The complete listing should be restated exactly.

-- Start of RECORDS FOR THE TASK --

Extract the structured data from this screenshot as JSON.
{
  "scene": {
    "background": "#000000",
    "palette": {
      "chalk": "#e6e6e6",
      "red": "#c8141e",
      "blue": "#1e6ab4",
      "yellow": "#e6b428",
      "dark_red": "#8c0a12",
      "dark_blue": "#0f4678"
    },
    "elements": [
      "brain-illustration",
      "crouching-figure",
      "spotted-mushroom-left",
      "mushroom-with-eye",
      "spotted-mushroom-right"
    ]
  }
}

-- End of RECORDS FOR THE TASK --

--- REPLY ---
Extract the structured data from this screenshot as JSON.
{
  "scene": {
    "background": "#000000",
    "palette": {
      "chalk": "#e6e6e6",
      "red": "#c8141e",
      "blue": "#1e6ab4",
      "yellow": "#e6b428",
      "dark_red": "#8c0a12",
      "dark_blue": "#0f4678"
    },
    "elements": [
      "brain-illustration",
      "crouching-figure",
      "spotted-mushroom-left",
      "mushroom-with-eye",
      "spotted-mushroom-right"
    ]
  }
}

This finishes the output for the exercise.